▶ Texte d'étude
Toute l’actu du réseau en 5 min

Veille marché

La hausse des taux contraint des banques à se passer des courtiers

13/06/2022 - les Echos

Les marges des banques sont devenues trop étroites entre les taux qui grimpent en flèche et le taux d’usure défini par la Banque de France qui ne suit pas. Elles préfèrent donc économiser sur la commission des courtiers.

Après avoir alerté depuis des mois sur les problèmes liés à la faiblesse des taux d’usure établis par la Banque de France, les courtiers en font désormais les frais. Plusieurs grands groupes bancaires ont décidé tout simplement de se passer de leurs services. C’est le cas de Société Générale qui aurait, depuis le début du mois et de façon temporaire, suspendu sa coopération avec les courtiers pour se concentrer sur son seul réseau d’agences. C’est le cas aussi le cas de plusieurs caisses régionales de Crédit Agricole.

Extraits d'un jeu de données:
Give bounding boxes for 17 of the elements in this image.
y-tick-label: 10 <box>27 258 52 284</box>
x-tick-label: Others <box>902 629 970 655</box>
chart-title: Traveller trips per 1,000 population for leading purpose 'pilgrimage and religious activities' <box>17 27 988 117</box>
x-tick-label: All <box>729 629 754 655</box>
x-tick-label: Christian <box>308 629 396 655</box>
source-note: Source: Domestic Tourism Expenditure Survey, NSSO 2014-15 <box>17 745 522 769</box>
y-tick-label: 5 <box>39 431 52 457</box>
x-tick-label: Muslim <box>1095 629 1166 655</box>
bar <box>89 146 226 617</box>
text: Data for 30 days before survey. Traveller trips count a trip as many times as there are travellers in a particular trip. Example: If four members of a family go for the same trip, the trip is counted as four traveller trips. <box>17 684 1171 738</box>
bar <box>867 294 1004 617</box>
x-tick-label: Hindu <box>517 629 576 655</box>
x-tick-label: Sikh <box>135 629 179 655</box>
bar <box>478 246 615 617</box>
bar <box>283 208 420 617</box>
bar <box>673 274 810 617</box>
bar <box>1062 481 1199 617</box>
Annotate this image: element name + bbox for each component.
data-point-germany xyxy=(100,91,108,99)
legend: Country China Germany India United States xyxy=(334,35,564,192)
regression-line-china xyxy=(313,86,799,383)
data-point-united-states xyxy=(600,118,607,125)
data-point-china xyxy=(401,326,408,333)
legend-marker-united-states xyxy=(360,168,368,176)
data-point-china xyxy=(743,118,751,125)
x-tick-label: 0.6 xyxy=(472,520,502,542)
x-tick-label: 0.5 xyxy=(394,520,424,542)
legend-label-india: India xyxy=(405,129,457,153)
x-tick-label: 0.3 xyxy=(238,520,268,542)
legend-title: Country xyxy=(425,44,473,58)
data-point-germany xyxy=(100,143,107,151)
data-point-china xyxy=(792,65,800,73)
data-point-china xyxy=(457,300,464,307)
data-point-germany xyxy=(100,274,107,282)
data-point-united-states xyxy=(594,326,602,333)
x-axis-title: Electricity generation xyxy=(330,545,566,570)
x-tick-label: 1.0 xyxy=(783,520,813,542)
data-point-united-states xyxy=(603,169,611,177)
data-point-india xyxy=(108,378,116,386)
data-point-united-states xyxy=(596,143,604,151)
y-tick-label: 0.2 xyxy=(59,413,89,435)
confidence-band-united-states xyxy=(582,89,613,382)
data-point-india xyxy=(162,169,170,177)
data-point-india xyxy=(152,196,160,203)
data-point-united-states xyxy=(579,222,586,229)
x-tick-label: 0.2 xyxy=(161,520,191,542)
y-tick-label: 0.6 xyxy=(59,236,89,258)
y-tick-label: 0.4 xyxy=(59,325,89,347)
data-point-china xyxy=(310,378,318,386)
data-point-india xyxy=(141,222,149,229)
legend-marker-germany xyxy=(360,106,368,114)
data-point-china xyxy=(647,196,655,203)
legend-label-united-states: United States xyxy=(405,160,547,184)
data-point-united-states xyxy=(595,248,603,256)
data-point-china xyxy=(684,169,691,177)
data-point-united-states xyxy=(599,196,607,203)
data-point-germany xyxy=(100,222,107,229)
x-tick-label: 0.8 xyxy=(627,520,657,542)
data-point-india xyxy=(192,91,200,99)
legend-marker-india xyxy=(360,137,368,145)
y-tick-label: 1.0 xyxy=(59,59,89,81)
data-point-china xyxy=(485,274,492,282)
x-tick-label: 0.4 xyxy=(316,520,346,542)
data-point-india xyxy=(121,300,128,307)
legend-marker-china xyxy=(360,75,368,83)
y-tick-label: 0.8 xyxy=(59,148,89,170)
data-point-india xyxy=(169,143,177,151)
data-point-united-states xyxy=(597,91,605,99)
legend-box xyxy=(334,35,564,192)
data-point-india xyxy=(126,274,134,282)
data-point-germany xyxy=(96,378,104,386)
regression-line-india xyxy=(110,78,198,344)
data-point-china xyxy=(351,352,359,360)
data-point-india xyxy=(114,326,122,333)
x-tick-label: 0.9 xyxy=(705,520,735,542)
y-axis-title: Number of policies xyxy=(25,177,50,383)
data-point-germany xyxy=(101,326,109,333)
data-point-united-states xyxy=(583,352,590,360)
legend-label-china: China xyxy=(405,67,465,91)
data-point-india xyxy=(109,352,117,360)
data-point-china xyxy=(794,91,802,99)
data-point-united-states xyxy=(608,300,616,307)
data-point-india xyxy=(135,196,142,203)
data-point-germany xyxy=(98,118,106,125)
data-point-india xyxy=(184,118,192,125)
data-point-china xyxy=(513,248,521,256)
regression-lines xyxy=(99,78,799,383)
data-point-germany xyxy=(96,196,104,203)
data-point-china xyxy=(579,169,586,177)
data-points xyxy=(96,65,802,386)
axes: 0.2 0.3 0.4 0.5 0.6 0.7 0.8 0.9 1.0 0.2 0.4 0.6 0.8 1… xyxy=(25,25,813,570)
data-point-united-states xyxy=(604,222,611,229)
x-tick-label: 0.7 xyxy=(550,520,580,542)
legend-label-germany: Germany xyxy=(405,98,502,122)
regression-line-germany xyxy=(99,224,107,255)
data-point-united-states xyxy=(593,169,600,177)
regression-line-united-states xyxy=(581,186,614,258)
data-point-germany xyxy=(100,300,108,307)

▶ Consigne
Recopiez mot pour mot le passage de l'article sur la hausse des taux qui va de « 13/06/2022 - les » jusqu'à « commission des courtiers. ».

▶ Corrigé
13/06/2022 - les Echos

Les marges des banques sont devenues trop étroites entre les taux qui grimpent en flèche et le taux d’usure défini par la Banque de France qui ne suit pas. Elles préfèrent donc économiser sur la commission des courtiers.